● **What is expected**
Say how many lines contain the string "totali". Give no other output.

[Records]
════════════════════
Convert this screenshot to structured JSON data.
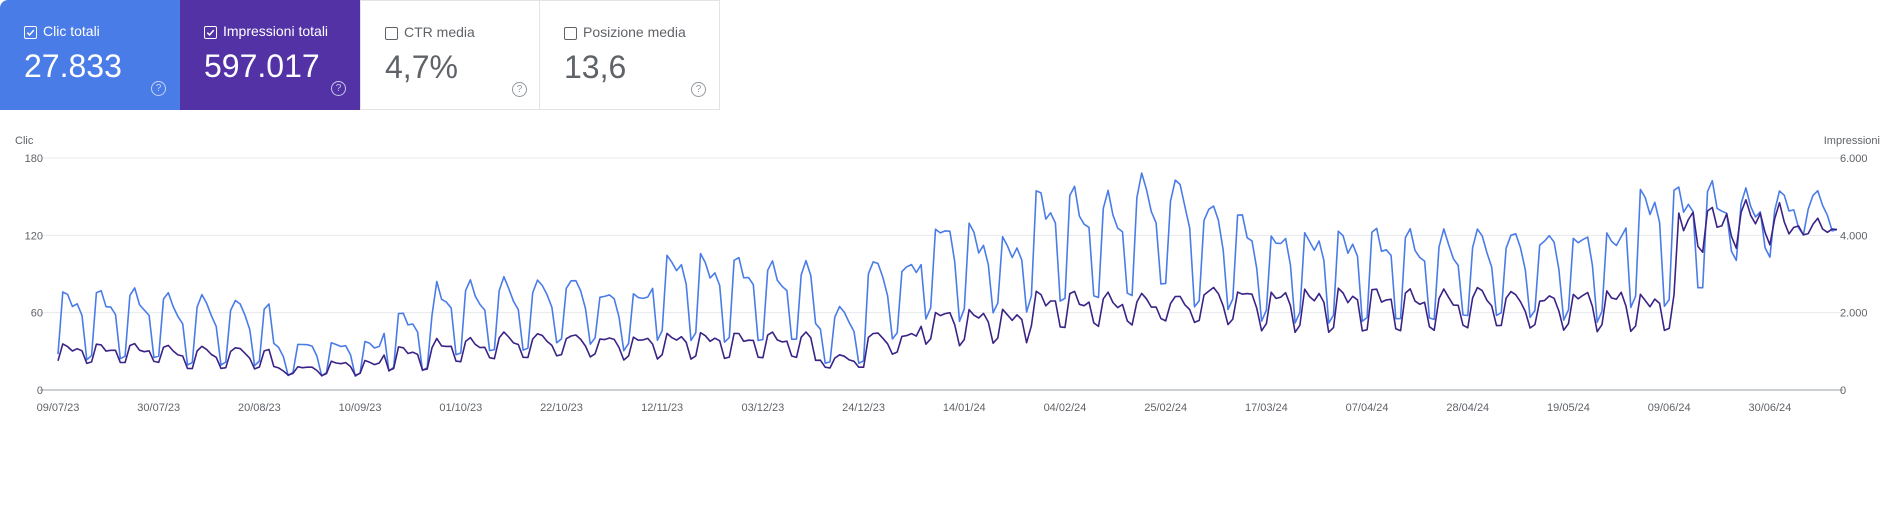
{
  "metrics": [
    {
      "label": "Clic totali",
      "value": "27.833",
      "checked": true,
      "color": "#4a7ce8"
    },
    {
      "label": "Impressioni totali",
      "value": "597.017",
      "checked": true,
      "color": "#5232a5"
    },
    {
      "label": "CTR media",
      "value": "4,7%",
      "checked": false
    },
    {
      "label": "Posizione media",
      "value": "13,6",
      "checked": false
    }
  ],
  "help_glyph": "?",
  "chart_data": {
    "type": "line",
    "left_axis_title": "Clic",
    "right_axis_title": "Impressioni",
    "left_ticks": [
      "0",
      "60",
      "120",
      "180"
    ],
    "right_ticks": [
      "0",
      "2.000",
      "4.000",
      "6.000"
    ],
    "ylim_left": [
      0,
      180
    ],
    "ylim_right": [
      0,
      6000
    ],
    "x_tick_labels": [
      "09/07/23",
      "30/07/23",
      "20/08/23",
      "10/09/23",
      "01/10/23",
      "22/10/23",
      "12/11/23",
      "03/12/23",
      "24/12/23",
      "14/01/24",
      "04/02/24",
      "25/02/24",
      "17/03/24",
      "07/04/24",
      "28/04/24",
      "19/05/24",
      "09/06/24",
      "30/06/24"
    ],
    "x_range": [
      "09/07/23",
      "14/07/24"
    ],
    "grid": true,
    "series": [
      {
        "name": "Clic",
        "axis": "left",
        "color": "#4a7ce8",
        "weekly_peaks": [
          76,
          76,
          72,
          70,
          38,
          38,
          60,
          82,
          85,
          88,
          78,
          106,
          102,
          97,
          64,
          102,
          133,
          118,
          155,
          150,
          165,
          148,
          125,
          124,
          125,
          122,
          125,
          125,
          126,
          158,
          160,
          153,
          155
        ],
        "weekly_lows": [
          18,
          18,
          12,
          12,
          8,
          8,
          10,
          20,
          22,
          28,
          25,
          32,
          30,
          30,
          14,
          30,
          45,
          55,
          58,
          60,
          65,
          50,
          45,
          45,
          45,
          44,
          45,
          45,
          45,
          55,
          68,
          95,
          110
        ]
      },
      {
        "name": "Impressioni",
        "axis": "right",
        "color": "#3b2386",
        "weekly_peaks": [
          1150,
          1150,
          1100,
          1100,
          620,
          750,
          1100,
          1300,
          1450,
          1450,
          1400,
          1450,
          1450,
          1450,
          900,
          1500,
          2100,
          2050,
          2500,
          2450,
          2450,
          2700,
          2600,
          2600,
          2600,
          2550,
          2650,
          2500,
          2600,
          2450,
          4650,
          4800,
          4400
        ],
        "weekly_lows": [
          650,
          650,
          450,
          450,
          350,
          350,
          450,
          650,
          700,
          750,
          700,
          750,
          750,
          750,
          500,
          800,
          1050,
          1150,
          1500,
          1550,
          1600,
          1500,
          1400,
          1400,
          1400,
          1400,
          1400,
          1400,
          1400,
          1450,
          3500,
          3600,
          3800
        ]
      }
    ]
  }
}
════════════════════
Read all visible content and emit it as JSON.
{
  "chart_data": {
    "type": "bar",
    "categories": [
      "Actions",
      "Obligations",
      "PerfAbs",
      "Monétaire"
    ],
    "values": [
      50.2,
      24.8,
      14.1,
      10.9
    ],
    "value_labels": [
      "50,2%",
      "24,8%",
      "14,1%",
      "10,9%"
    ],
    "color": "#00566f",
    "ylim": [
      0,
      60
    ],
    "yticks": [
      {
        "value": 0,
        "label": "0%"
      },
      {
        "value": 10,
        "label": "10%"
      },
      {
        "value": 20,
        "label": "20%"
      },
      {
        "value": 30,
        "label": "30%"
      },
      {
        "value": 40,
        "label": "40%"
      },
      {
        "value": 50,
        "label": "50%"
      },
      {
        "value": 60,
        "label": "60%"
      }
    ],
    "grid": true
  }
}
════════════════════
● **Expected answer**
2